**EXCERPT PROVIDED**
"""

Now greenhouse gases aren’t the only measure of sustainability, but they’re a good, quick reference. So if I’m gong to do this right, I need to try and change somethign else besides me, personally. Activism it is.

I’m going to start tonight by having a sit-down with my house mates about how much electricity we use. Wish me luck.

Eco-City Alexandria Charter

I was walking through Old Town yesterday, on the way to get my mom a fairly-traded mother’s day gift, when I saw a flyer for the Eco-City Alexandria Summit.  Well, well!  The city is working with the local campus of the Virginia Tech graduate program in Urban Planning to create a plan for future sustainable development, and that’s the grad program I’m interested in attending, so apparently the stars are aligned well lately. Except the fair trade store was closed for the evening already, so one star was AWOL.

The process has already begun the planning stages. Good summaries and some interesting documents are already posted at the website. Community leaders got together to discuss some ideas in March, and the Summit is a chance for local citizens to make commentary and add to the outline. It will be held Saturday, May 10, at TC Williams High School, from 8:30 to 2:30. Breakfast and lunch are involved, and registration is free, though they want an RSVP to eco-citysummit@alexandria.gov by next Friday or Saturday- they’ve asked for “Friday May 3″, but Saturday is May 3rd, so.

I had plans to be in a sewing class the 10th, but this is more important- especially since I fancy myself a local sustainability blogger. I’m going to have to expand “local” to actually include more than my back deck. I’m pretty out of touch with local goings-on. Apparently they’re announcing the Environmental Charter from the March Eco-City meeting at the Earth Day celebration today in Ben Brenman Park (on Duke St, across from the ugly library)? I didn’t know we had an Earth Day celebration, so I should probably pick up a local paper or read the local county website ever.

But I know now, I’m signing up today, and I’ll report back. Thus begins my descent into local activism.

(I am a little afraid of being an “activist”. Why can’t growing my own food be enough? But I know it’s not enough.)

"""

**TASK PROMPT**
According to the excerpt, at which school will the Eco-City Alexandria Summit be held?

(Saved entries)
"""

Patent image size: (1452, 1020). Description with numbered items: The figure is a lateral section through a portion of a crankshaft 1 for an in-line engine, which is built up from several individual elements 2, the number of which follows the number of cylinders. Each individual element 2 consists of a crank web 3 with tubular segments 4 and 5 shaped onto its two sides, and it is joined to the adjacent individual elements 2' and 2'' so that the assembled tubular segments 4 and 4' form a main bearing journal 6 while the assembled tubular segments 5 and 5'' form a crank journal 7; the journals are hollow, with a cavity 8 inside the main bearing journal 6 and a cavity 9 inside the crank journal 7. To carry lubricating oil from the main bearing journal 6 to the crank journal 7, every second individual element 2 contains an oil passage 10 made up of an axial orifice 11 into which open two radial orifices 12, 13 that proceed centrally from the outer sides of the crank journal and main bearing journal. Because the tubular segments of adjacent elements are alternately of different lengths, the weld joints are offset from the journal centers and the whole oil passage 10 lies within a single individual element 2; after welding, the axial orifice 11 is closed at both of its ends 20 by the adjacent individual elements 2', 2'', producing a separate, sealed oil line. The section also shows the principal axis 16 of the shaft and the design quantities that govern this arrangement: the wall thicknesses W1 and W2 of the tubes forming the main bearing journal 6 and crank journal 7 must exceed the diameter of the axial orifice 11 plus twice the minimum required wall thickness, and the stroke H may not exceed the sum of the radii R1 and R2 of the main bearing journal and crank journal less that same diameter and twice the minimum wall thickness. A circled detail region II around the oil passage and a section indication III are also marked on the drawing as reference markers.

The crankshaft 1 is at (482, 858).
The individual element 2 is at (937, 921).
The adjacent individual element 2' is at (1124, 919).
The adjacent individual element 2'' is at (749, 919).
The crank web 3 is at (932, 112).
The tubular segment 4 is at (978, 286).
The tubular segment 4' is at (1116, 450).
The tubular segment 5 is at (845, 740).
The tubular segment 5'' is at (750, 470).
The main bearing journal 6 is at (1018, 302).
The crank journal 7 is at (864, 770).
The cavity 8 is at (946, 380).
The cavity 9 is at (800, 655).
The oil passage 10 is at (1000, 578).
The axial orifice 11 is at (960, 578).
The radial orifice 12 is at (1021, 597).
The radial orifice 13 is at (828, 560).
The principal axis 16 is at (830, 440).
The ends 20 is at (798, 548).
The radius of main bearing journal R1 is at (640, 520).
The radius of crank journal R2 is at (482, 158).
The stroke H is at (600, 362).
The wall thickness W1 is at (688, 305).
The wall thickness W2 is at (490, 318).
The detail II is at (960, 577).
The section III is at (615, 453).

"""

**COMPLETED EXERCISE**
TC Williams High School